--- begin ---
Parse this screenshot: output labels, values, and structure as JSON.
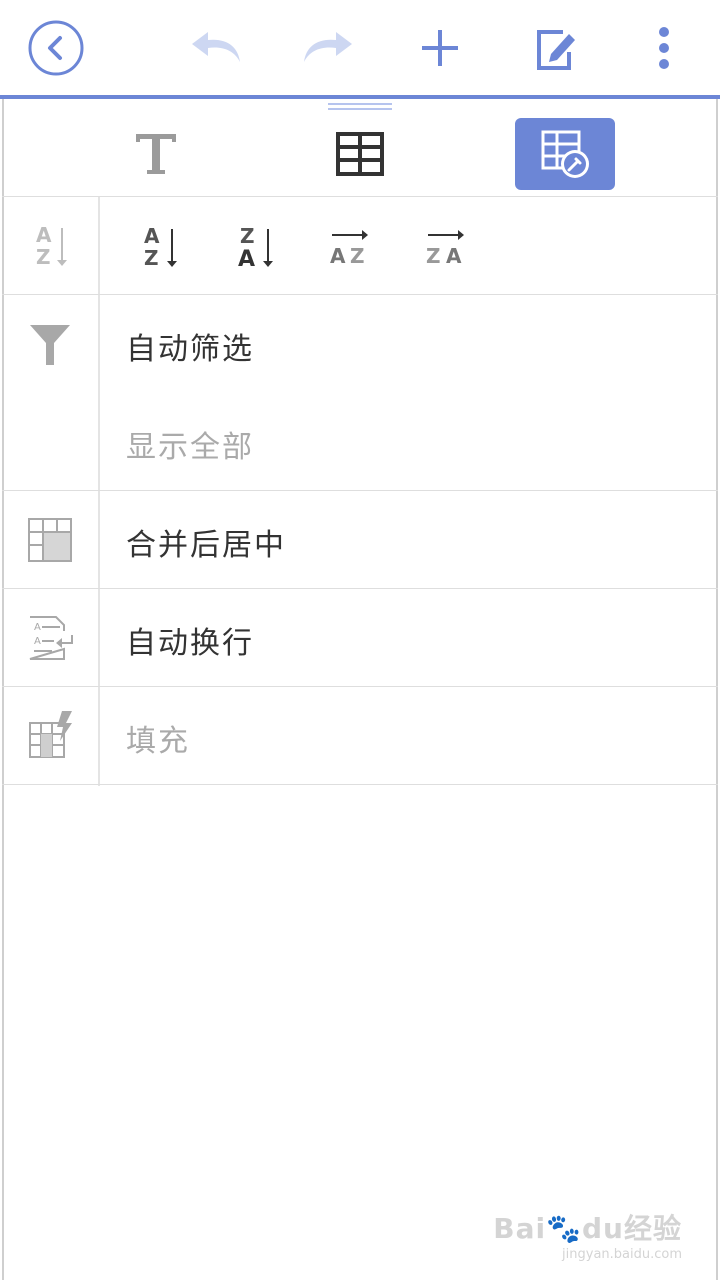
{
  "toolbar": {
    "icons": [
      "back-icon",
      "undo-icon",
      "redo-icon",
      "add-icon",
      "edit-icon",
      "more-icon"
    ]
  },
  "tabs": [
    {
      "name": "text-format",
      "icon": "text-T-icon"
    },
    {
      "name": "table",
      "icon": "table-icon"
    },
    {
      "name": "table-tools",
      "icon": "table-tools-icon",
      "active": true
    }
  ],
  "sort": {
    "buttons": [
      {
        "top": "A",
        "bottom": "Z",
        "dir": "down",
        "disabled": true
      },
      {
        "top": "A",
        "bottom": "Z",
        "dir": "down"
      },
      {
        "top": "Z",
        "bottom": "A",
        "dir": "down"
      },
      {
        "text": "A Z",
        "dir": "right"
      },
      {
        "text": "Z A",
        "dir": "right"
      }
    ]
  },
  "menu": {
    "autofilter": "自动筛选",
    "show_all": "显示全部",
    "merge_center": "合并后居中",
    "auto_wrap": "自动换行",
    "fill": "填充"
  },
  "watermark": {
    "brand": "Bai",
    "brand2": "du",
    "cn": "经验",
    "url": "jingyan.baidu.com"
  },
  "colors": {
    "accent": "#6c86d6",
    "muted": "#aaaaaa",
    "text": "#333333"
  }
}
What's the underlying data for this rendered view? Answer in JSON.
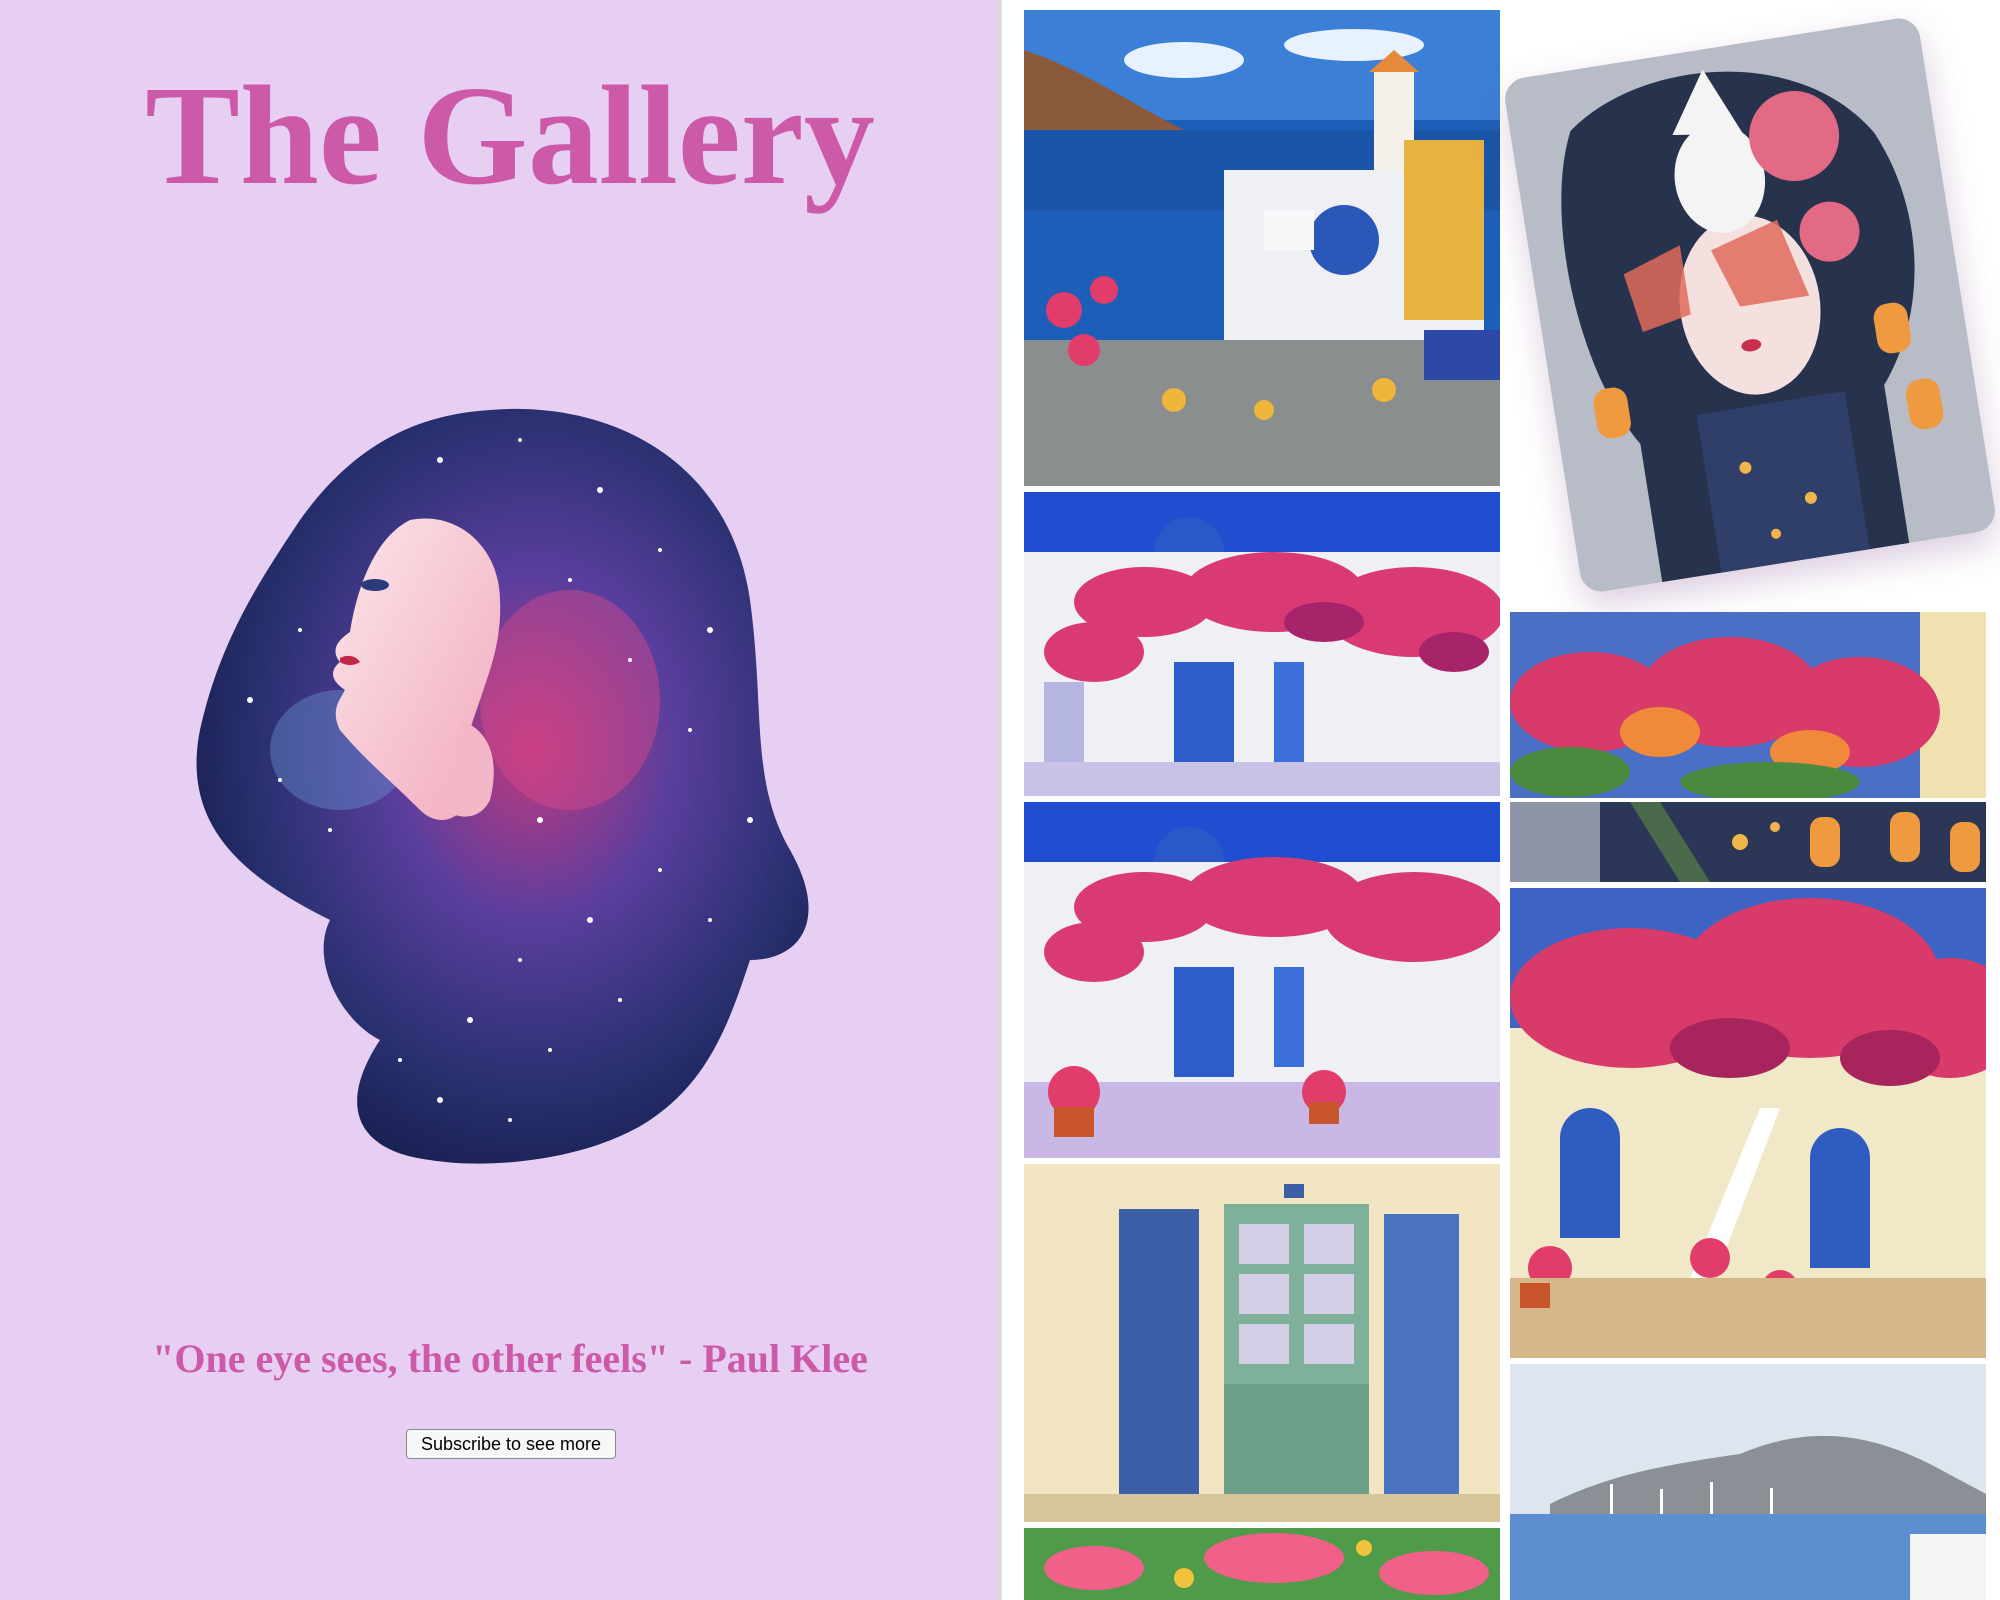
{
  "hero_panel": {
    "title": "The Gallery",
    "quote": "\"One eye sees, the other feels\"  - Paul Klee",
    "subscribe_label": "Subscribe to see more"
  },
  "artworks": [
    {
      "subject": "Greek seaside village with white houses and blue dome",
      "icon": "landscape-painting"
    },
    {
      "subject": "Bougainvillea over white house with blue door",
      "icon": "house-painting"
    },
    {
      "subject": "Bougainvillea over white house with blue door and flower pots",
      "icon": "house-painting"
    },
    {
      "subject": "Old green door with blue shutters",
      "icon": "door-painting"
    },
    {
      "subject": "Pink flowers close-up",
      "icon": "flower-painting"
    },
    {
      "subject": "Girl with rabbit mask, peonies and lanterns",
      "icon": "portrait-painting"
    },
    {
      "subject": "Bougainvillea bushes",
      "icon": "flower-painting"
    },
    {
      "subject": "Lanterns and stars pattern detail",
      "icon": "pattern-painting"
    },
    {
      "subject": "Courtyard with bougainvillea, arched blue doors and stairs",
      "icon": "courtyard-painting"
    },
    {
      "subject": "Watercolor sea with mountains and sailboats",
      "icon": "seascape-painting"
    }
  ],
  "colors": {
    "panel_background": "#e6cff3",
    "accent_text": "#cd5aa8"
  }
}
--- end ---
WHAT IS BEING ASKED: Pictures in the data above should not be copied; transcribe everything else exactly.

FINAL RESULT:
Parse this screenshot: output labels, values, and structure as JSON.
{
  "toolbar": {
    "icons": [
      "back-icon",
      "undo-icon",
      "redo-icon",
      "add-icon",
      "edit-icon",
      "more-icon"
    ]
  },
  "tabs": [
    {
      "name": "text-format",
      "icon": "text-T-icon"
    },
    {
      "name": "table",
      "icon": "table-icon"
    },
    {
      "name": "table-tools",
      "icon": "table-tools-icon",
      "active": true
    }
  ],
  "sort": {
    "buttons": [
      {
        "top": "A",
        "bottom": "Z",
        "dir": "down",
        "disabled": true
      },
      {
        "top": "A",
        "bottom": "Z",
        "dir": "down"
      },
      {
        "top": "Z",
        "bottom": "A",
        "dir": "down"
      },
      {
        "text": "A Z",
        "dir": "right"
      },
      {
        "text": "Z A",
        "dir": "right"
      }
    ]
  },
  "menu": {
    "autofilter": "自动筛选",
    "show_all": "显示全部",
    "merge_center": "合并后居中",
    "auto_wrap": "自动换行",
    "fill": "填充"
  },
  "watermark": {
    "brand": "Bai",
    "brand2": "du",
    "cn": "经验",
    "url": "jingyan.baidu.com"
  },
  "colors": {
    "accent": "#6c86d6",
    "muted": "#aaaaaa",
    "text": "#333333"
  }
}
What's the underlying data for this rendered view? Answer in JSON.
{
  "hero_panel": {
    "title": "The Gallery",
    "quote": "\"One eye sees, the other feels\"  - Paul Klee",
    "subscribe_label": "Subscribe to see more"
  },
  "artworks": [
    {
      "subject": "Greek seaside village with white houses and blue dome",
      "icon": "landscape-painting"
    },
    {
      "subject": "Bougainvillea over white house with blue door",
      "icon": "house-painting"
    },
    {
      "subject": "Bougainvillea over white house with blue door and flower pots",
      "icon": "house-painting"
    },
    {
      "subject": "Old green door with blue shutters",
      "icon": "door-painting"
    },
    {
      "subject": "Pink flowers close-up",
      "icon": "flower-painting"
    },
    {
      "subject": "Girl with rabbit mask, peonies and lanterns",
      "icon": "portrait-painting"
    },
    {
      "subject": "Bougainvillea bushes",
      "icon": "flower-painting"
    },
    {
      "subject": "Lanterns and stars pattern detail",
      "icon": "pattern-painting"
    },
    {
      "subject": "Courtyard with bougainvillea, arched blue doors and stairs",
      "icon": "courtyard-painting"
    },
    {
      "subject": "Watercolor sea with mountains and sailboats",
      "icon": "seascape-painting"
    }
  ],
  "colors": {
    "panel_background": "#e6cff3",
    "accent_text": "#cd5aa8"
  }
}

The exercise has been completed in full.